--- Extracted material ---

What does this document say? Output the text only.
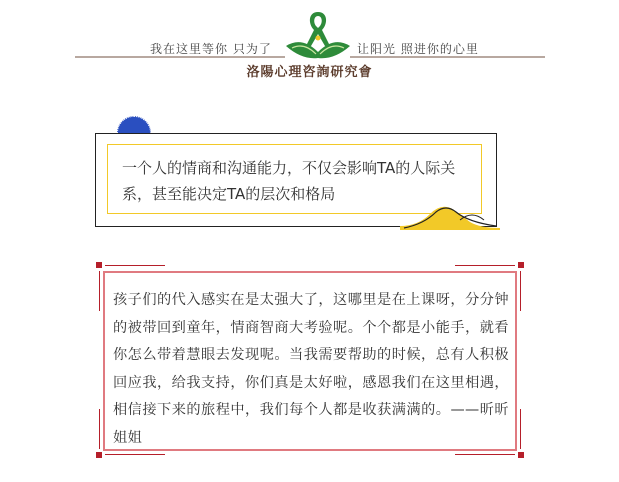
我在这里等你 只为了	让阳光 照进你的心里
洛陽心理咨詢研究會
一个人的情商和沟通能力，不仅会影响TA的人际关系，甚至能决定TA的层次和格局
孩子们的代入感实在是太强大了，这哪里是在上课呀，分分钟的被带回到童年，情商智商大考验呢。个个都是小能手，就看你怎么带着慧眼去发现呢。当我需要帮助的时候，总有人积极回应我，给我支持，你们真是太好啦，感恩我们在这里相遇，相信接下来的旅程中，我们每个人都是收获满满的。——昕昕姐姐
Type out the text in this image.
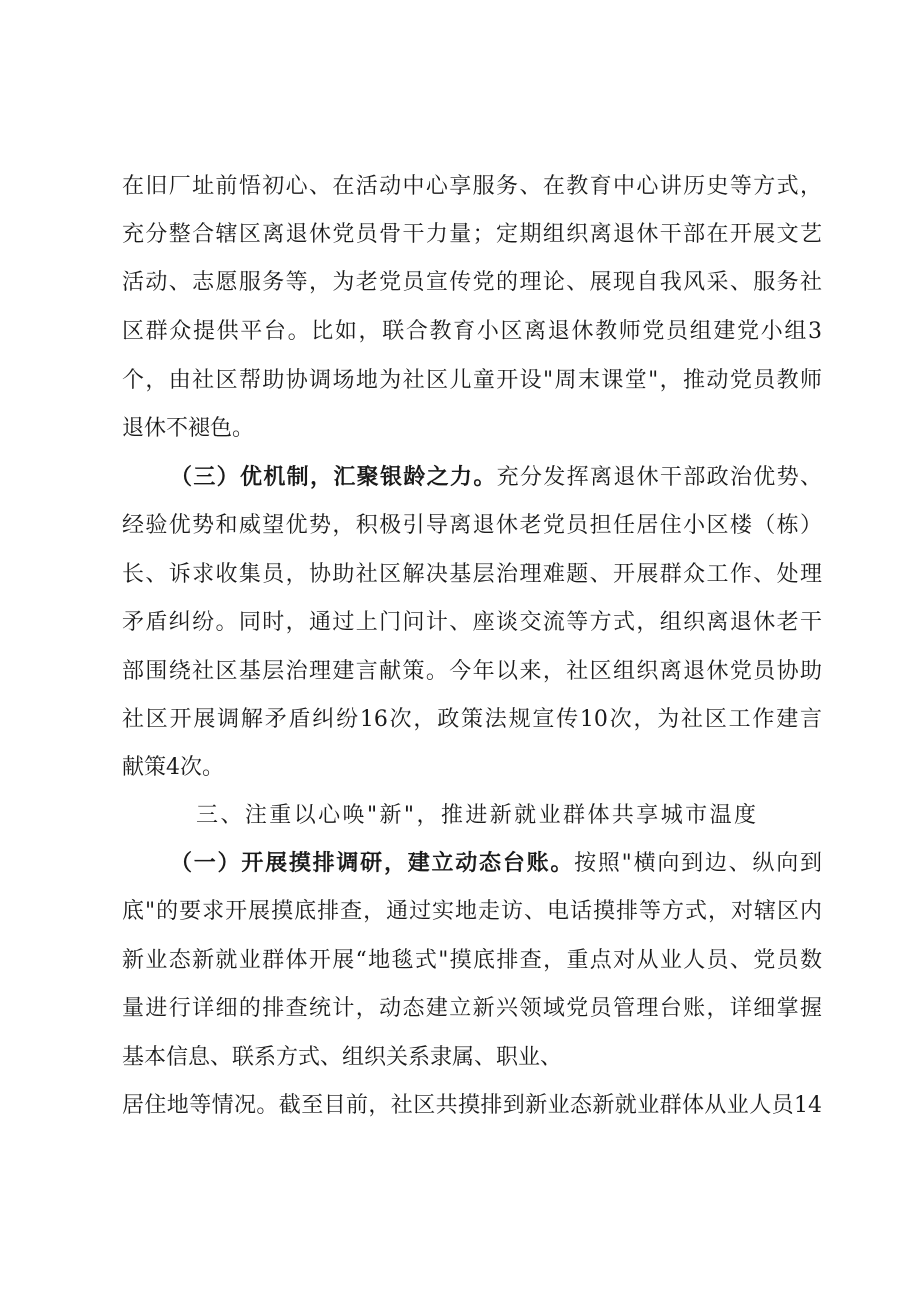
在旧厂址前悟初心、在活动中心享服务、在教育中心讲历史等方式，
充分整合辖区离退休党员骨干力量；定期组织离退休干部在开展文艺
活动、志愿服务等，为老党员宣传党的理论、展现自我风采、服务社
区群众提供平台。比如，联合教育小区离退休教师党员组建党小组3
个，由社区帮助协调场地为社区儿童开设"周末课堂"，推动党员教师
退休不褪色。
（三）优机制，汇聚银龄之力。充分发挥离退休干部政治优势、
经验优势和威望优势，积极引导离退休老党员担任居住小区楼（栋）
长、诉求收集员，协助社区解决基层治理难题、开展群众工作、处理
矛盾纠纷。同时，通过上门问计、座谈交流等方式，组织离退休老干
部围绕社区基层治理建言献策。今年以来，社区组织离退休党员协助
社区开展调解矛盾纠纷16次，政策法规宣传10次，为社区工作建言
献策4次。
三、注重以心唤"新"，推进新就业群体共享城市温度
（一）开展摸排调研，建立动态台账。按照"横向到边、纵向到
底"的要求开展摸底排查，通过实地走访、电话摸排等方式，对辖区内
新业态新就业群体开展“地毯式"摸底排查，重点对从业人员、党员数
量进行详细的排查统计，动态建立新兴领域党员管理台账，详细掌握
基本信息、联系方式、组织关系隶属、职业、
居住地等情况。截至目前，社区共摸排到新业态新就业群体从业人员14
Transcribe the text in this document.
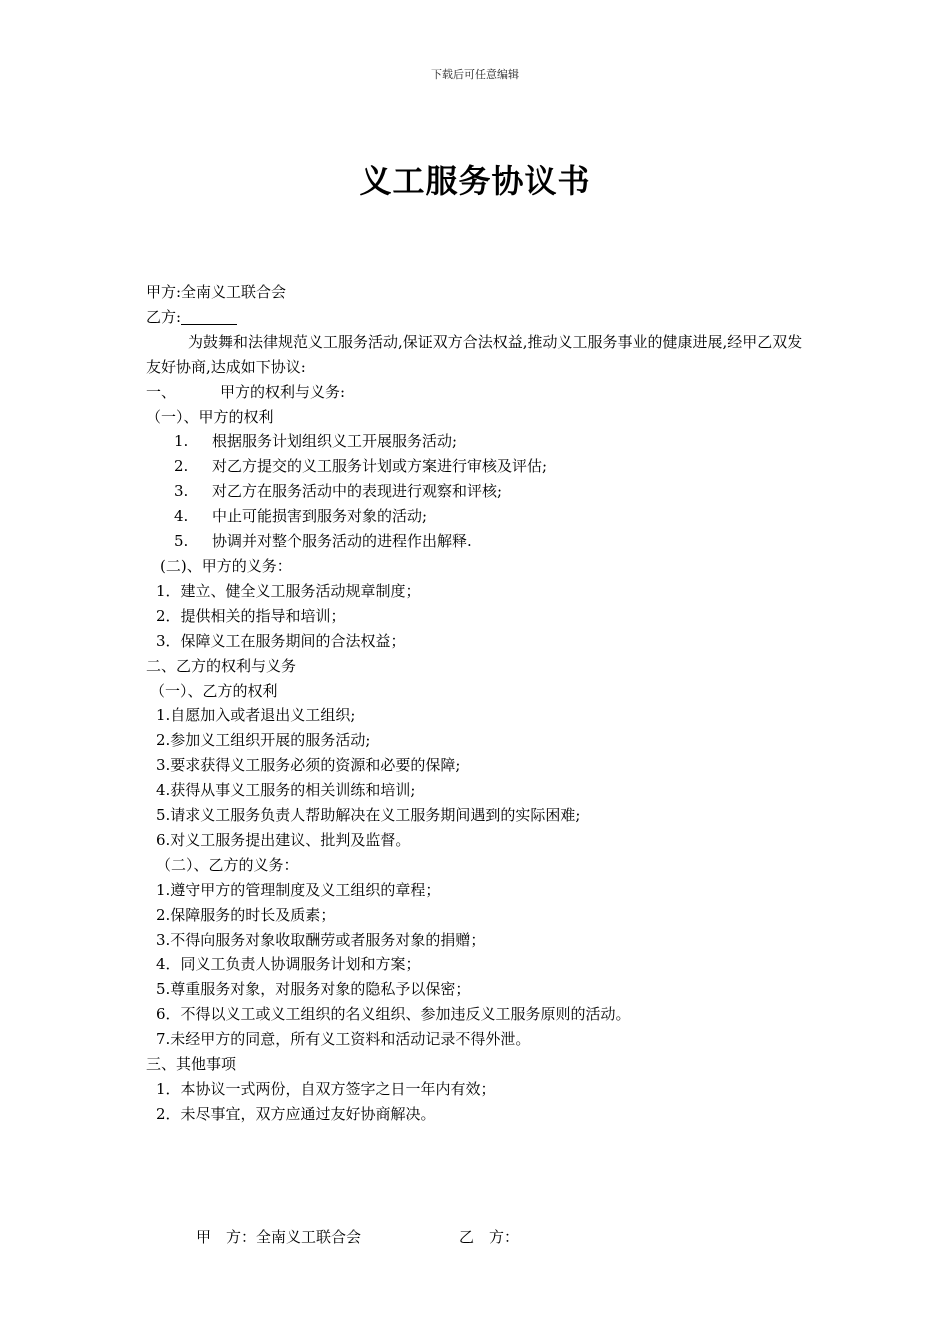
下载后可任意编辑
义工服务协议书
甲方:全南义工联合会
乙方:
为鼓舞和法律规范义工服务活动,保证双方合法权益,推动义工服务事业的健康进展,经甲乙双发友好协商,达成如下协议:
一、	甲方的权利与义务:
（一）、甲方的权利
1. 根据服务计划组织义工开展服务活动;
2. 对乙方提交的义工服务计划或方案进行审核及评估;
3. 对乙方在服务活动中的表现进行观察和评核;
4. 中止可能损害到服务对象的活动;
5. 协调并对整个服务活动的进程作出解释.
(二)、甲方的义务：
1．建立、健全义工服务活动规章制度；
2．提供相关的指导和培训；
3．保障义工在服务期间的合法权益；
二、乙方的权利与义务
（一）、乙方的权利
1.自愿加入或者退出义工组织;
2.参加义工组织开展的服务活动;
3.要求获得义工服务必须的资源和必要的保障;
4.获得从事义工服务的相关训练和培训;
5.请求义工服务负责人帮助解决在义工服务期间遇到的实际困难;
6.对义工服务提出建议、批判及监督。
（二）、乙方的义务：
1.遵守甲方的管理制度及义工组织的章程；
2.保障服务的时长及质素；
3.不得向服务对象收取酬劳或者服务对象的捐赠；
4．同义工负责人协调服务计划和方案；
5.尊重服务对象，对服务对象的隐私予以保密；
6．不得以义工或义工组织的名义组织、参加违反义工服务原则的活动。
7.未经甲方的同意，所有义工资料和活动记录不得外泄。
三、其他事项
1．本协议一式两份，自双方签字之日一年内有效；
2．未尽事宜，双方应通过友好协商解决。
甲　方：全南义工联合会	乙　方：
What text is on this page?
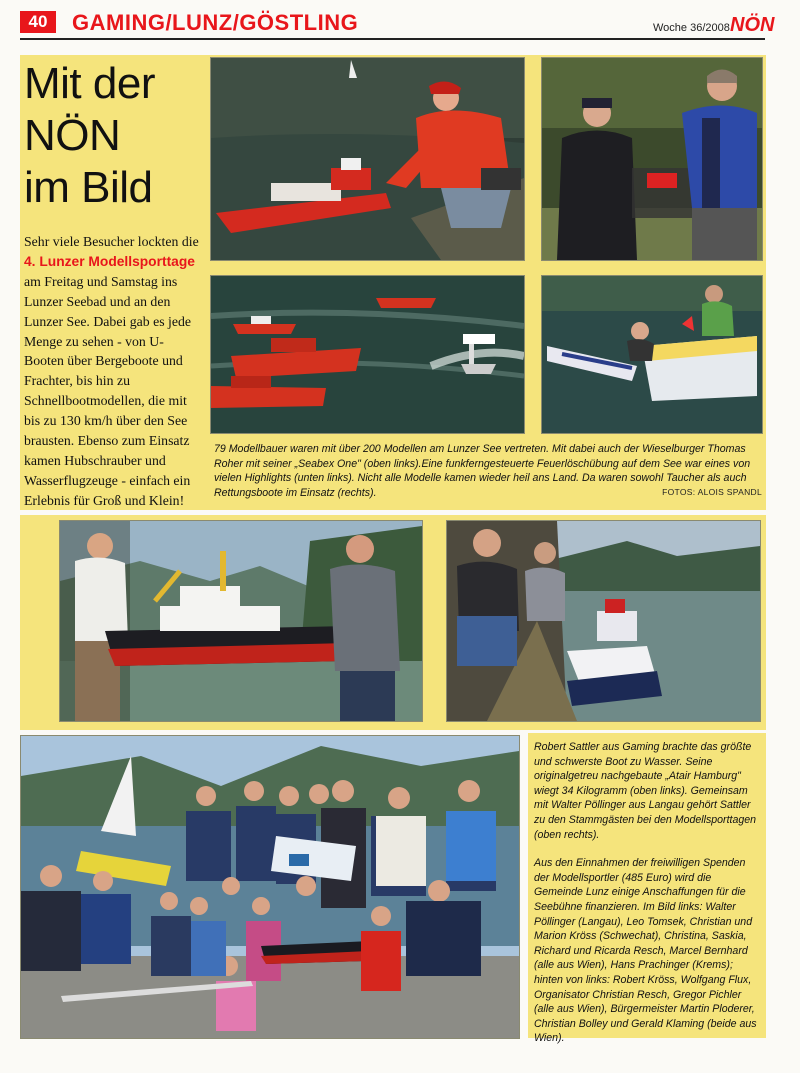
40	GAMING/LUNZ/GÖSTLING	Woche 36/2008 NÖN
Mit der
NÖN
im Bild
Sehr viele Besucher lockten die 4. Lunzer Modellsporttage am Freitag und Samstag ins Lunzer Seebad und an den Lunzer See. Dabei gab es jede Menge zu sehen - von U-Booten über Bergeboote und Frachter, bis hin zu Schnellbootmodellen, die mit bis zu 130 km/h über den See brausten. Ebenso zum Einsatz kamen Hubschrauber und Wasserflugzeuge - einfach ein Erlebnis für Groß und Klein!
79 Modellbauer waren mit über 200 Modellen am Lunzer See vertreten. Mit dabei auch der Wieselburger Thomas Roher mit seiner „Seabex One" (oben links).Eine funkferngesteuerte Feuerlöschübung auf dem See war eines von vielen Highlights (unten links). Nicht alle Modelle kamen wieder heil ans Land. Da waren sowohl Taucher als auch Rettungsboote im Einsatz (rechts).	FOTOS: ALOIS SPANDL

Robert Sattler aus Gaming brachte das größte und schwerste Boot zu Wasser. Seine originalgetreu nachgebaute „Atair Hamburg" wiegt 34 Kilogramm (oben links). Gemeinsam mit Walter Pöllinger aus Langau gehört Sattler zu den Stammgästen bei den Modellsporttagen (oben rechts).

Aus den Einnahmen der freiwilligen Spenden der Modellsportler (485 Euro) wird die Gemeinde Lunz einige Anschaffungen für die Seebühne finanzieren. Im Bild links: Walter Pöllinger (Langau), Leo Tomsek, Christian und Marion Kröss (Schwechat), Christina, Saskia, Richard und Ricarda Resch, Marcel Bernhard (alle aus Wien), Hans Prachinger (Krems); hinten von links: Robert Kröss, Wolfgang Flux, Organisator Christian Resch, Gregor Pichler (alle aus Wien), Bürgermeister Martin Ploderer, Christian Bolley und Gerald Klaming (beide aus Wien).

---

Return the records exactly. Don't carry the pictures over.

What does this document say? Output the text only.
我在这里等你 只为了	让阳光 照进你的心里
洛陽心理咨詢研究會
一个人的情商和沟通能力，不仅会影响TA的人际关系，甚至能决定TA的层次和格局
孩子们的代入感实在是太强大了，这哪里是在上课呀，分分钟的被带回到童年，情商智商大考验呢。个个都是小能手，就看你怎么带着慧眼去发现呢。当我需要帮助的时候，总有人积极回应我，给我支持，你们真是太好啦，感恩我们在这里相遇，相信接下来的旅程中，我们每个人都是收获满满的。——昕昕姐姐
Type out the text in this image.
在旧厂址前悟初心、在活动中心享服务、在教育中心讲历史等方式，
充分整合辖区离退休党员骨干力量；定期组织离退休干部在开展文艺
活动、志愿服务等，为老党员宣传党的理论、展现自我风采、服务社
区群众提供平台。比如，联合教育小区离退休教师党员组建党小组3
个，由社区帮助协调场地为社区儿童开设"周末课堂"，推动党员教师
退休不褪色。
（三）优机制，汇聚银龄之力。充分发挥离退休干部政治优势、
经验优势和威望优势，积极引导离退休老党员担任居住小区楼（栋）
长、诉求收集员，协助社区解决基层治理难题、开展群众工作、处理
矛盾纠纷。同时，通过上门问计、座谈交流等方式，组织离退休老干
部围绕社区基层治理建言献策。今年以来，社区组织离退休党员协助
社区开展调解矛盾纠纷16次，政策法规宣传10次，为社区工作建言
献策4次。
三、注重以心唤"新"，推进新就业群体共享城市温度
（一）开展摸排调研，建立动态台账。按照"横向到边、纵向到
底"的要求开展摸底排查，通过实地走访、电话摸排等方式，对辖区内
新业态新就业群体开展“地毯式"摸底排查，重点对从业人员、党员数
量进行详细的排查统计，动态建立新兴领域党员管理台账，详细掌握
基本信息、联系方式、组织关系隶属、职业、
居住地等情况。截至目前，社区共摸排到新业态新就业群体从业人员14
Transcribe the text in this document.
下载后可任意编辑
义工服务协议书
甲方:全南义工联合会
乙方:
为鼓舞和法律规范义工服务活动,保证双方合法权益,推动义工服务事业的健康进展,经甲乙双发友好协商,达成如下协议:
一、	甲方的权利与义务:
（一）、甲方的权利
1. 根据服务计划组织义工开展服务活动;
2. 对乙方提交的义工服务计划或方案进行审核及评估;
3. 对乙方在服务活动中的表现进行观察和评核;
4. 中止可能损害到服务对象的活动;
5. 协调并对整个服务活动的进程作出解释.
(二)、甲方的义务：
1．建立、健全义工服务活动规章制度；
2．提供相关的指导和培训；
3．保障义工在服务期间的合法权益；
二、乙方的权利与义务
（一）、乙方的权利
1.自愿加入或者退出义工组织;
2.参加义工组织开展的服务活动;
3.要求获得义工服务必须的资源和必要的保障;
4.获得从事义工服务的相关训练和培训;
5.请求义工服务负责人帮助解决在义工服务期间遇到的实际困难;
6.对义工服务提出建议、批判及监督。
（二）、乙方的义务：
1.遵守甲方的管理制度及义工组织的章程；
2.保障服务的时长及质素；
3.不得向服务对象收取酬劳或者服务对象的捐赠；
4．同义工负责人协调服务计划和方案；
5.尊重服务对象，对服务对象的隐私予以保密；
6．不得以义工或义工组织的名义组织、参加违反义工服务原则的活动。
7.未经甲方的同意，所有义工资料和活动记录不得外泄。
三、其他事项
1．本协议一式两份，自双方签字之日一年内有效；
2．未尽事宜，双方应通过友好协商解决。
甲　方：全南义工联合会	乙　方：
What text is on this page?
40	GAMING/LUNZ/GÖSTLING	Woche 36/2008 NÖN
Mit der
NÖN
im Bild
Sehr viele Besucher lockten die 4. Lunzer Modellsporttage am Freitag und Samstag ins Lunzer Seebad und an den Lunzer See. Dabei gab es jede Menge zu sehen - von U-Booten über Bergeboote und Frachter, bis hin zu Schnellbootmodellen, die mit bis zu 130 km/h über den See brausten. Ebenso zum Einsatz kamen Hubschrauber und Wasserflugzeuge - einfach ein Erlebnis für Groß und Klein!
79 Modellbauer waren mit über 200 Modellen am Lunzer See vertreten. Mit dabei auch der Wieselburger Thomas Roher mit seiner „Seabex One" (oben links).Eine funkferngesteuerte Feuerlöschübung auf dem See war eines von vielen Highlights (unten links). Nicht alle Modelle kamen wieder heil ans Land. Da waren sowohl Taucher als auch Rettungsboote im Einsatz (rechts).	FOTOS: ALOIS SPANDL

Robert Sattler aus Gaming brachte das größte und schwerste Boot zu Wasser. Seine originalgetreu nachgebaute „Atair Hamburg" wiegt 34 Kilogramm (oben links). Gemeinsam mit Walter Pöllinger aus Langau gehört Sattler zu den Stammgästen bei den Modellsporttagen (oben rechts).

Aus den Einnahmen der freiwilligen Spenden der Modellsportler (485 Euro) wird die Gemeinde Lunz einige Anschaffungen für die Seebühne finanzieren. Im Bild links: Walter Pöllinger (Langau), Leo Tomsek, Christian und Marion Kröss (Schwechat), Christina, Saskia, Richard und Ricarda Resch, Marcel Bernhard (alle aus Wien), Hans Prachinger (Krems); hinten von links: Robert Kröss, Wolfgang Flux, Organisator Christian Resch, Gregor Pichler (alle aus Wien), Bürgermeister Martin Ploderer, Christian Bolley und Gerald Klaming (beide aus Wien).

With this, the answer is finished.